=== Required work ===
A faithful transcription of all the data is required.

=== Records shown ===
+---+
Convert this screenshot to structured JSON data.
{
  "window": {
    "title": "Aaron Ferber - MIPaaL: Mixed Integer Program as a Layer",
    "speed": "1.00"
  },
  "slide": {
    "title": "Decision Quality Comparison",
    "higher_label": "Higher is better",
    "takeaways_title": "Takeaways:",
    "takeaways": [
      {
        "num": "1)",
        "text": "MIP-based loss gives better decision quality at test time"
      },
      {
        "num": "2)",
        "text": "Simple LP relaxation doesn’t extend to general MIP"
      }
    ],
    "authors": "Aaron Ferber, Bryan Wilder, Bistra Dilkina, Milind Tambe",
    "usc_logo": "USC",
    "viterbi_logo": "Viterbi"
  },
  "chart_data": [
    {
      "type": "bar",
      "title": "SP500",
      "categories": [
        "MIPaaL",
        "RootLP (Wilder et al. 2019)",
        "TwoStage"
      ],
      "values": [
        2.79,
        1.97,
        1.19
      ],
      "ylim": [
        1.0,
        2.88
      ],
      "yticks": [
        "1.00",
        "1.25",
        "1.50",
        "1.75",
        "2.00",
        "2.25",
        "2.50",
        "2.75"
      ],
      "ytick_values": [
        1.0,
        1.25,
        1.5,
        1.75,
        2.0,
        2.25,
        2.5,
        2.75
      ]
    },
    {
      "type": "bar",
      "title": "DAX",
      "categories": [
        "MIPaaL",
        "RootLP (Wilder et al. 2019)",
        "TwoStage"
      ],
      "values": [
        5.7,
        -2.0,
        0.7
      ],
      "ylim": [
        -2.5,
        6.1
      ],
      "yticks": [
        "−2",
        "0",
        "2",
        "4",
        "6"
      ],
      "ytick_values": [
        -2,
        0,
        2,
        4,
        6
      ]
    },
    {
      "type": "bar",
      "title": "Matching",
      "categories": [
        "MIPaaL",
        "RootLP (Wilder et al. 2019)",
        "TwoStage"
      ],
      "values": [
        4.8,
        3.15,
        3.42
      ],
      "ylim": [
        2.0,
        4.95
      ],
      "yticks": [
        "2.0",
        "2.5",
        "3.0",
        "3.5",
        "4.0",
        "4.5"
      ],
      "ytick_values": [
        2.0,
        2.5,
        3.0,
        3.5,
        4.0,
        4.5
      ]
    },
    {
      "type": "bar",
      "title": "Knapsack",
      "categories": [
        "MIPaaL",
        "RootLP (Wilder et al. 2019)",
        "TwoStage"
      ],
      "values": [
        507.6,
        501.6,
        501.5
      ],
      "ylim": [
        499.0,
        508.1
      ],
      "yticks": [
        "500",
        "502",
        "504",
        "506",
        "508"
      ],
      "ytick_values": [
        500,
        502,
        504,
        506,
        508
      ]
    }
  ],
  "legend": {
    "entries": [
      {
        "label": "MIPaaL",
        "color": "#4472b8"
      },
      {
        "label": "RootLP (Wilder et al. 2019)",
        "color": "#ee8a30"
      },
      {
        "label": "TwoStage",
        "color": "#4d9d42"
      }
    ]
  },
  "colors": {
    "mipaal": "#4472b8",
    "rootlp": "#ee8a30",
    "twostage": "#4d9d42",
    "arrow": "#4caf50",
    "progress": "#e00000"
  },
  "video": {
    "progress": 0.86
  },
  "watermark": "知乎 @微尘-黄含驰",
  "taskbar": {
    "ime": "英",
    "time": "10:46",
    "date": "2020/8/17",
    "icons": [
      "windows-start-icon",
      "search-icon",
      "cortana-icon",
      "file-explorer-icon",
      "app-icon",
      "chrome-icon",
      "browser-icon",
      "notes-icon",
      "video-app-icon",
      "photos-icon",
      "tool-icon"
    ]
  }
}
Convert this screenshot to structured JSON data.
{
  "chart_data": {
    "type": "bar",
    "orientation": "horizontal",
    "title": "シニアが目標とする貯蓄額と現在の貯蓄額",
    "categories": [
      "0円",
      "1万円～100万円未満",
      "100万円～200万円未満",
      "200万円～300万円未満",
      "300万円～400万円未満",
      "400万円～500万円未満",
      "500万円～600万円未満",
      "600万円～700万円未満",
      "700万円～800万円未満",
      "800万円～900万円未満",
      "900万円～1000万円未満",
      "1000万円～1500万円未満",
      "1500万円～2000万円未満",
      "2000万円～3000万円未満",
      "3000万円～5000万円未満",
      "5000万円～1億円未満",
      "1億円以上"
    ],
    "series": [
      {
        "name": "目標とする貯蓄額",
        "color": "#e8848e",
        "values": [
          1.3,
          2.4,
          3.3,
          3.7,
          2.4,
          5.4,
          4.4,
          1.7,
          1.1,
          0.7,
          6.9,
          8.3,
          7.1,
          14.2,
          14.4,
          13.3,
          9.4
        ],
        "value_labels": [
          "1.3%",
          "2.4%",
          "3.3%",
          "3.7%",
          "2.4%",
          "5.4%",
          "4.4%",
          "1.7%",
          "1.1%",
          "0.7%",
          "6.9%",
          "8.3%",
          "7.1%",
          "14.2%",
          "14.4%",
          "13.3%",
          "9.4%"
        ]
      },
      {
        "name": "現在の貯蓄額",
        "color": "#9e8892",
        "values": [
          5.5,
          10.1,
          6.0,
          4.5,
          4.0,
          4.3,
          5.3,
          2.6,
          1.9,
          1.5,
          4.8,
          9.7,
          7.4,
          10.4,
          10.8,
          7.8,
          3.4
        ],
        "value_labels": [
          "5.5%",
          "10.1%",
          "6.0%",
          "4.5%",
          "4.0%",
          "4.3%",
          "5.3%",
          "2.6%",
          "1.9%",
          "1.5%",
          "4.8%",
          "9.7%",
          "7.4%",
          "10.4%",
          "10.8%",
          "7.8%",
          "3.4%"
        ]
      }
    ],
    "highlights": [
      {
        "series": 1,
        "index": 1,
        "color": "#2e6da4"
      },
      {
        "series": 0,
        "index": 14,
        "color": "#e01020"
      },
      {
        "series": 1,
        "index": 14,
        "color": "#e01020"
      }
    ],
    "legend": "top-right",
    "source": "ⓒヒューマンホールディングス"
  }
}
+---+
=== Written answer ===
Convert this screenshot to structured JSON data.
{
  "window": {
    "title": "Aaron Ferber - MIPaaL: Mixed Integer Program as a Layer",
    "speed": "1.00"
  },
  "slide": {
    "title": "Decision Quality Comparison",
    "higher_label": "Higher is better",
    "takeaways_title": "Takeaways:",
    "takeaways": [
      {
        "num": "1)",
        "text": "MIP-based loss gives better decision quality at test time"
      },
      {
        "num": "2)",
        "text": "Simple LP relaxation doesn’t extend to general MIP"
      }
    ],
    "authors": "Aaron Ferber, Bryan Wilder, Bistra Dilkina, Milind Tambe",
    "usc_logo": "USC",
    "viterbi_logo": "Viterbi"
  },
  "chart_data": [
    {
      "type": "bar",
      "title": "SP500",
      "categories": [
        "MIPaaL",
        "RootLP (Wilder et al. 2019)",
        "TwoStage"
      ],
      "values": [
        2.79,
        1.97,
        1.19
      ],
      "ylim": [
        1.0,
        2.88
      ],
      "yticks": [
        "1.00",
        "1.25",
        "1.50",
        "1.75",
        "2.00",
        "2.25",
        "2.50",
        "2.75"
      ],
      "ytick_values": [
        1.0,
        1.25,
        1.5,
        1.75,
        2.0,
        2.25,
        2.5,
        2.75
      ]
    },
    {
      "type": "bar",
      "title": "DAX",
      "categories": [
        "MIPaaL",
        "RootLP (Wilder et al. 2019)",
        "TwoStage"
      ],
      "values": [
        5.7,
        -2.0,
        0.7
      ],
      "ylim": [
        -2.5,
        6.1
      ],
      "yticks": [
        "−2",
        "0",
        "2",
        "4",
        "6"
      ],
      "ytick_values": [
        -2,
        0,
        2,
        4,
        6
      ]
    },
    {
      "type": "bar",
      "title": "Matching",
      "categories": [
        "MIPaaL",
        "RootLP (Wilder et al. 2019)",
        "TwoStage"
      ],
      "values": [
        4.8,
        3.15,
        3.42
      ],
      "ylim": [
        2.0,
        4.95
      ],
      "yticks": [
        "2.0",
        "2.5",
        "3.0",
        "3.5",
        "4.0",
        "4.5"
      ],
      "ytick_values": [
        2.0,
        2.5,
        3.0,
        3.5,
        4.0,
        4.5
      ]
    },
    {
      "type": "bar",
      "title": "Knapsack",
      "categories": [
        "MIPaaL",
        "RootLP (Wilder et al. 2019)",
        "TwoStage"
      ],
      "values": [
        507.6,
        501.6,
        501.5
      ],
      "ylim": [
        499.0,
        508.1
      ],
      "yticks": [
        "500",
        "502",
        "504",
        "506",
        "508"
      ],
      "ytick_values": [
        500,
        502,
        504,
        506,
        508
      ]
    }
  ],
  "legend": {
    "entries": [
      {
        "label": "MIPaaL",
        "color": "#4472b8"
      },
      {
        "label": "RootLP (Wilder et al. 2019)",
        "color": "#ee8a30"
      },
      {
        "label": "TwoStage",
        "color": "#4d9d42"
      }
    ]
  },
  "colors": {
    "mipaal": "#4472b8",
    "rootlp": "#ee8a30",
    "twostage": "#4d9d42",
    "arrow": "#4caf50",
    "progress": "#e00000"
  },
  "video": {
    "progress": 0.86
  },
  "watermark": "知乎 @微尘-黄含驰",
  "taskbar": {
    "ime": "英",
    "time": "10:46",
    "date": "2020/8/17",
    "icons": [
      "windows-start-icon",
      "search-icon",
      "cortana-icon",
      "file-explorer-icon",
      "app-icon",
      "chrome-icon",
      "browser-icon",
      "notes-icon",
      "video-app-icon",
      "photos-icon",
      "tool-icon"
    ]
  }
}
Convert this screenshot to structured JSON data.
{
  "chart_data": {
    "type": "bar",
    "orientation": "horizontal",
    "title": "シニアが目標とする貯蓄額と現在の貯蓄額",
    "categories": [
      "0円",
      "1万円～100万円未満",
      "100万円～200万円未満",
      "200万円～300万円未満",
      "300万円～400万円未満",
      "400万円～500万円未満",
      "500万円～600万円未満",
      "600万円～700万円未満",
      "700万円～800万円未満",
      "800万円～900万円未満",
      "900万円～1000万円未満",
      "1000万円～1500万円未満",
      "1500万円～2000万円未満",
      "2000万円～3000万円未満",
      "3000万円～5000万円未満",
      "5000万円～1億円未満",
      "1億円以上"
    ],
    "series": [
      {
        "name": "目標とする貯蓄額",
        "color": "#e8848e",
        "values": [
          1.3,
          2.4,
          3.3,
          3.7,
          2.4,
          5.4,
          4.4,
          1.7,
          1.1,
          0.7,
          6.9,
          8.3,
          7.1,
          14.2,
          14.4,
          13.3,
          9.4
        ],
        "value_labels": [
          "1.3%",
          "2.4%",
          "3.3%",
          "3.7%",
          "2.4%",
          "5.4%",
          "4.4%",
          "1.7%",
          "1.1%",
          "0.7%",
          "6.9%",
          "8.3%",
          "7.1%",
          "14.2%",
          "14.4%",
          "13.3%",
          "9.4%"
        ]
      },
      {
        "name": "現在の貯蓄額",
        "color": "#9e8892",
        "values": [
          5.5,
          10.1,
          6.0,
          4.5,
          4.0,
          4.3,
          5.3,
          2.6,
          1.9,
          1.5,
          4.8,
          9.7,
          7.4,
          10.4,
          10.8,
          7.8,
          3.4
        ],
        "value_labels": [
          "5.5%",
          "10.1%",
          "6.0%",
          "4.5%",
          "4.0%",
          "4.3%",
          "5.3%",
          "2.6%",
          "1.9%",
          "1.5%",
          "4.8%",
          "9.7%",
          "7.4%",
          "10.4%",
          "10.8%",
          "7.8%",
          "3.4%"
        ]
      }
    ],
    "highlights": [
      {
        "series": 1,
        "index": 1,
        "color": "#2e6da4"
      },
      {
        "series": 0,
        "index": 14,
        "color": "#e01020"
      },
      {
        "series": 1,
        "index": 14,
        "color": "#e01020"
      }
    ],
    "legend": "top-right",
    "source": "ⓒヒューマンホールディングス"
  }
}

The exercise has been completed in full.